## [TASK DETAILS]
Copy out the entries below precisely; nothing is to be omitted.

━━━ PROVIDED RECORDS

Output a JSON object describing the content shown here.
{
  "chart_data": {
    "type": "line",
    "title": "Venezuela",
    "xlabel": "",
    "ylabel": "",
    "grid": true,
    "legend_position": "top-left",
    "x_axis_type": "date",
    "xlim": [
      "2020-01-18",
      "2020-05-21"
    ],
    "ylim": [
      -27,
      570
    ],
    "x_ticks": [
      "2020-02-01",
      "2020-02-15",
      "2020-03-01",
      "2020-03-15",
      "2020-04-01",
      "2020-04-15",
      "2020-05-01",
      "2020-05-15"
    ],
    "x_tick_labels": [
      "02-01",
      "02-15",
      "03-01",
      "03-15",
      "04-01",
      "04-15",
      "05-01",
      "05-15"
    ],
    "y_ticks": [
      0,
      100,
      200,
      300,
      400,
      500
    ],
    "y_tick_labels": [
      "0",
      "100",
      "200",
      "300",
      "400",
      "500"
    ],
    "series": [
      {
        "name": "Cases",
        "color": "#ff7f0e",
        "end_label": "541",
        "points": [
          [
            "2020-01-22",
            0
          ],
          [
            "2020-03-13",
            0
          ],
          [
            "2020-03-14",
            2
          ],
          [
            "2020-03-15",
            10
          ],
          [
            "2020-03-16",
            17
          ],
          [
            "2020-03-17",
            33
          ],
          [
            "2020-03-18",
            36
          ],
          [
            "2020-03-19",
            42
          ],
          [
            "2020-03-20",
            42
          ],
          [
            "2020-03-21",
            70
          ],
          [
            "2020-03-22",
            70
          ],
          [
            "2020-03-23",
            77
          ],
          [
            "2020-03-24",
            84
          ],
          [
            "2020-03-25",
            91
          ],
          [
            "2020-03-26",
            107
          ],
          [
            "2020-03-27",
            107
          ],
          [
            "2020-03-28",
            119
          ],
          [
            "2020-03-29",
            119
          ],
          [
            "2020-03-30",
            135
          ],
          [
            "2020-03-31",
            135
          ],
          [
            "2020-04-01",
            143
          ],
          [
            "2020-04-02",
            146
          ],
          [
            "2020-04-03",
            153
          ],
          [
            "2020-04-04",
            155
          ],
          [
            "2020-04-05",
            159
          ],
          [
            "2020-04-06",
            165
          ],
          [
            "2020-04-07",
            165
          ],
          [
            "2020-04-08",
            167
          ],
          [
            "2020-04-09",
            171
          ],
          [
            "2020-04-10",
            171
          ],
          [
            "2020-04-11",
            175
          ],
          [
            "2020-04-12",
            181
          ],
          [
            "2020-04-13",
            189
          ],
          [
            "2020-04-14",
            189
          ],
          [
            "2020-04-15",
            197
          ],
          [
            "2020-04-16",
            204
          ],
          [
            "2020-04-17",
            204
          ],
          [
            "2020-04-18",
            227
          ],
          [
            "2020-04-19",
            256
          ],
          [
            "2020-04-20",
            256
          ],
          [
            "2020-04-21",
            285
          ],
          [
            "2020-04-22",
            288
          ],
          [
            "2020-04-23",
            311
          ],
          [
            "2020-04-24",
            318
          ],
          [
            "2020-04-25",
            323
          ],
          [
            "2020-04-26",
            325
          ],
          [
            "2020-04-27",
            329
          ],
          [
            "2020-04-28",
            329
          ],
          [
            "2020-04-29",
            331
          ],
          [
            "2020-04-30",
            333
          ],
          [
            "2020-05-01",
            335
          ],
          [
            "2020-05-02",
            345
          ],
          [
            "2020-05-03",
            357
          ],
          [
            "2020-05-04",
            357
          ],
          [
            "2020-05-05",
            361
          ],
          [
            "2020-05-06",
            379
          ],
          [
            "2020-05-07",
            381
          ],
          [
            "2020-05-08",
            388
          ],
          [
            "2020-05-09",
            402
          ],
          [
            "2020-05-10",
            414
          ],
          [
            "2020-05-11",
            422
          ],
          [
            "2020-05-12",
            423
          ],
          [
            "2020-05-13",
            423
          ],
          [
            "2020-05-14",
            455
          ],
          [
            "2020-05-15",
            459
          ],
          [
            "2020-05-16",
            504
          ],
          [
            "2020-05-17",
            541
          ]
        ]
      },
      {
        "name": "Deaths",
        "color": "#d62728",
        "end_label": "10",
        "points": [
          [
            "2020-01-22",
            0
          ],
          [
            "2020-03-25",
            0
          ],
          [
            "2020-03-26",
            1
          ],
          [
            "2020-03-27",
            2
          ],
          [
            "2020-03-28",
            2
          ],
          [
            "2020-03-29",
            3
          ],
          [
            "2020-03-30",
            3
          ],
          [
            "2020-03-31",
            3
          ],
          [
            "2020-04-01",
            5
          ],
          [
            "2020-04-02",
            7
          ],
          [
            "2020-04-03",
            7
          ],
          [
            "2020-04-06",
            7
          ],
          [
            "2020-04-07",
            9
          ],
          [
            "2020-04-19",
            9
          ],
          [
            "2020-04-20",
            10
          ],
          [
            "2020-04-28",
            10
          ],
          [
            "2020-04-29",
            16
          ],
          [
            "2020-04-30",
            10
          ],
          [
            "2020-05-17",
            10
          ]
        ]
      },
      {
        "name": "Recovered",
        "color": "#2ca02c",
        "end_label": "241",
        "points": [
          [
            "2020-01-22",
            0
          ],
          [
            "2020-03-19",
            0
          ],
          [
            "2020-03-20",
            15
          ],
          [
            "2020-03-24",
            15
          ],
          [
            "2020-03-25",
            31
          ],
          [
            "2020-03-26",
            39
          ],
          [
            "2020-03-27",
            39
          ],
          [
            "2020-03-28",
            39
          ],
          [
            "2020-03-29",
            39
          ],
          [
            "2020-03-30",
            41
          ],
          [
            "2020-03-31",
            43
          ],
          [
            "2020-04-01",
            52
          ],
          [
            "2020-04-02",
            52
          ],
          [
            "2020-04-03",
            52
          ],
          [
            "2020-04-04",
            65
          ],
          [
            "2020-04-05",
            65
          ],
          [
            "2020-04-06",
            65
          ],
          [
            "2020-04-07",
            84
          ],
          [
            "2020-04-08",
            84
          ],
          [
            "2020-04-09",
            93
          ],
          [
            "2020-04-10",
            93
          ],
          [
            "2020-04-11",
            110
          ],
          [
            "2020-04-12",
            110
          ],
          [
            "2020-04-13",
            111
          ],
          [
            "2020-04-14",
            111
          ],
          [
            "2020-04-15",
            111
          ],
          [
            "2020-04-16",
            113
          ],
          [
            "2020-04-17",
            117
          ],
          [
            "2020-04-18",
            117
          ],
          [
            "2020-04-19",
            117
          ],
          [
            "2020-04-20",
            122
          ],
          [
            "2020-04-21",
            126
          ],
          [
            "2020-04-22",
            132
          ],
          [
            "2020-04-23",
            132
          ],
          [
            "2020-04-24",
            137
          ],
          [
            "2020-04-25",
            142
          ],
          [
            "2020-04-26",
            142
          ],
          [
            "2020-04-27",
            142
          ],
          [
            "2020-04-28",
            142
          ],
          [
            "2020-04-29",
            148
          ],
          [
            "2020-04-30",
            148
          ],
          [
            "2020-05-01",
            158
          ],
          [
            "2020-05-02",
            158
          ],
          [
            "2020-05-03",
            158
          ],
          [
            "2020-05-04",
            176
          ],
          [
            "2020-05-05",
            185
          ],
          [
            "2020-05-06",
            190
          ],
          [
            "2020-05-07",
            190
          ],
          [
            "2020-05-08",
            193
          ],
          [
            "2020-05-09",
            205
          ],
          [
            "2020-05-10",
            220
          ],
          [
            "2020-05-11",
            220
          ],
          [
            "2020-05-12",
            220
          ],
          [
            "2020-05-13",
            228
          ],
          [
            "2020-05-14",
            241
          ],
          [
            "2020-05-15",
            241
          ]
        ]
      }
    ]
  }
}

━━━━━━

## [WORKED SOLUTION]
Output a JSON object describing the content shown here.
{
  "chart_data": {
    "type": "line",
    "title": "Venezuela",
    "xlabel": "",
    "ylabel": "",
    "grid": true,
    "legend_position": "top-left",
    "x_axis_type": "date",
    "xlim": [
      "2020-01-18",
      "2020-05-21"
    ],
    "ylim": [
      -27,
      570
    ],
    "x_ticks": [
      "2020-02-01",
      "2020-02-15",
      "2020-03-01",
      "2020-03-15",
      "2020-04-01",
      "2020-04-15",
      "2020-05-01",
      "2020-05-15"
    ],
    "x_tick_labels": [
      "02-01",
      "02-15",
      "03-01",
      "03-15",
      "04-01",
      "04-15",
      "05-01",
      "05-15"
    ],
    "y_ticks": [
      0,
      100,
      200,
      300,
      400,
      500
    ],
    "y_tick_labels": [
      "0",
      "100",
      "200",
      "300",
      "400",
      "500"
    ],
    "series": [
      {
        "name": "Cases",
        "color": "#ff7f0e",
        "end_label": "541",
        "points": [
          [
            "2020-01-22",
            0
          ],
          [
            "2020-03-13",
            0
          ],
          [
            "2020-03-14",
            2
          ],
          [
            "2020-03-15",
            10
          ],
          [
            "2020-03-16",
            17
          ],
          [
            "2020-03-17",
            33
          ],
          [
            "2020-03-18",
            36
          ],
          [
            "2020-03-19",
            42
          ],
          [
            "2020-03-20",
            42
          ],
          [
            "2020-03-21",
            70
          ],
          [
            "2020-03-22",
            70
          ],
          [
            "2020-03-23",
            77
          ],
          [
            "2020-03-24",
            84
          ],
          [
            "2020-03-25",
            91
          ],
          [
            "2020-03-26",
            107
          ],
          [
            "2020-03-27",
            107
          ],
          [
            "2020-03-28",
            119
          ],
          [
            "2020-03-29",
            119
          ],
          [
            "2020-03-30",
            135
          ],
          [
            "2020-03-31",
            135
          ],
          [
            "2020-04-01",
            143
          ],
          [
            "2020-04-02",
            146
          ],
          [
            "2020-04-03",
            153
          ],
          [
            "2020-04-04",
            155
          ],
          [
            "2020-04-05",
            159
          ],
          [
            "2020-04-06",
            165
          ],
          [
            "2020-04-07",
            165
          ],
          [
            "2020-04-08",
            167
          ],
          [
            "2020-04-09",
            171
          ],
          [
            "2020-04-10",
            171
          ],
          [
            "2020-04-11",
            175
          ],
          [
            "2020-04-12",
            181
          ],
          [
            "2020-04-13",
            189
          ],
          [
            "2020-04-14",
            189
          ],
          [
            "2020-04-15",
            197
          ],
          [
            "2020-04-16",
            204
          ],
          [
            "2020-04-17",
            204
          ],
          [
            "2020-04-18",
            227
          ],
          [
            "2020-04-19",
            256
          ],
          [
            "2020-04-20",
            256
          ],
          [
            "2020-04-21",
            285
          ],
          [
            "2020-04-22",
            288
          ],
          [
            "2020-04-23",
            311
          ],
          [
            "2020-04-24",
            318
          ],
          [
            "2020-04-25",
            323
          ],
          [
            "2020-04-26",
            325
          ],
          [
            "2020-04-27",
            329
          ],
          [
            "2020-04-28",
            329
          ],
          [
            "2020-04-29",
            331
          ],
          [
            "2020-04-30",
            333
          ],
          [
            "2020-05-01",
            335
          ],
          [
            "2020-05-02",
            345
          ],
          [
            "2020-05-03",
            357
          ],
          [
            "2020-05-04",
            357
          ],
          [
            "2020-05-05",
            361
          ],
          [
            "2020-05-06",
            379
          ],
          [
            "2020-05-07",
            381
          ],
          [
            "2020-05-08",
            388
          ],
          [
            "2020-05-09",
            402
          ],
          [
            "2020-05-10",
            414
          ],
          [
            "2020-05-11",
            422
          ],
          [
            "2020-05-12",
            423
          ],
          [
            "2020-05-13",
            423
          ],
          [
            "2020-05-14",
            455
          ],
          [
            "2020-05-15",
            459
          ],
          [
            "2020-05-16",
            504
          ],
          [
            "2020-05-17",
            541
          ]
        ]
      },
      {
        "name": "Deaths",
        "color": "#d62728",
        "end_label": "10",
        "points": [
          [
            "2020-01-22",
            0
          ],
          [
            "2020-03-25",
            0
          ],
          [
            "2020-03-26",
            1
          ],
          [
            "2020-03-27",
            2
          ],
          [
            "2020-03-28",
            2
          ],
          [
            "2020-03-29",
            3
          ],
          [
            "2020-03-30",
            3
          ],
          [
            "2020-03-31",
            3
          ],
          [
            "2020-04-01",
            5
          ],
          [
            "2020-04-02",
            7
          ],
          [
            "2020-04-03",
            7
          ],
          [
            "2020-04-06",
            7
          ],
          [
            "2020-04-07",
            9
          ],
          [
            "2020-04-19",
            9
          ],
          [
            "2020-04-20",
            10
          ],
          [
            "2020-04-28",
            10
          ],
          [
            "2020-04-29",
            16
          ],
          [
            "2020-04-30",
            10
          ],
          [
            "2020-05-17",
            10
          ]
        ]
      },
      {
        "name": "Recovered",
        "color": "#2ca02c",
        "end_label": "241",
        "points": [
          [
            "2020-01-22",
            0
          ],
          [
            "2020-03-19",
            0
          ],
          [
            "2020-03-20",
            15
          ],
          [
            "2020-03-24",
            15
          ],
          [
            "2020-03-25",
            31
          ],
          [
            "2020-03-26",
            39
          ],
          [
            "2020-03-27",
            39
          ],
          [
            "2020-03-28",
            39
          ],
          [
            "2020-03-29",
            39
          ],
          [
            "2020-03-30",
            41
          ],
          [
            "2020-03-31",
            43
          ],
          [
            "2020-04-01",
            52
          ],
          [
            "2020-04-02",
            52
          ],
          [
            "2020-04-03",
            52
          ],
          [
            "2020-04-04",
            65
          ],
          [
            "2020-04-05",
            65
          ],
          [
            "2020-04-06",
            65
          ],
          [
            "2020-04-07",
            84
          ],
          [
            "2020-04-08",
            84
          ],
          [
            "2020-04-09",
            93
          ],
          [
            "2020-04-10",
            93
          ],
          [
            "2020-04-11",
            110
          ],
          [
            "2020-04-12",
            110
          ],
          [
            "2020-04-13",
            111
          ],
          [
            "2020-04-14",
            111
          ],
          [
            "2020-04-15",
            111
          ],
          [
            "2020-04-16",
            113
          ],
          [
            "2020-04-17",
            117
          ],
          [
            "2020-04-18",
            117
          ],
          [
            "2020-04-19",
            117
          ],
          [
            "2020-04-20",
            122
          ],
          [
            "2020-04-21",
            126
          ],
          [
            "2020-04-22",
            132
          ],
          [
            "2020-04-23",
            132
          ],
          [
            "2020-04-24",
            137
          ],
          [
            "2020-04-25",
            142
          ],
          [
            "2020-04-26",
            142
          ],
          [
            "2020-04-27",
            142
          ],
          [
            "2020-04-28",
            142
          ],
          [
            "2020-04-29",
            148
          ],
          [
            "2020-04-30",
            148
          ],
          [
            "2020-05-01",
            158
          ],
          [
            "2020-05-02",
            158
          ],
          [
            "2020-05-03",
            158
          ],
          [
            "2020-05-04",
            176
          ],
          [
            "2020-05-05",
            185
          ],
          [
            "2020-05-06",
            190
          ],
          [
            "2020-05-07",
            190
          ],
          [
            "2020-05-08",
            193
          ],
          [
            "2020-05-09",
            205
          ],
          [
            "2020-05-10",
            220
          ],
          [
            "2020-05-11",
            220
          ],
          [
            "2020-05-12",
            220
          ],
          [
            "2020-05-13",
            228
          ],
          [
            "2020-05-14",
            241
          ],
          [
            "2020-05-15",
            241
          ]
        ]
      }
    ]
  }
}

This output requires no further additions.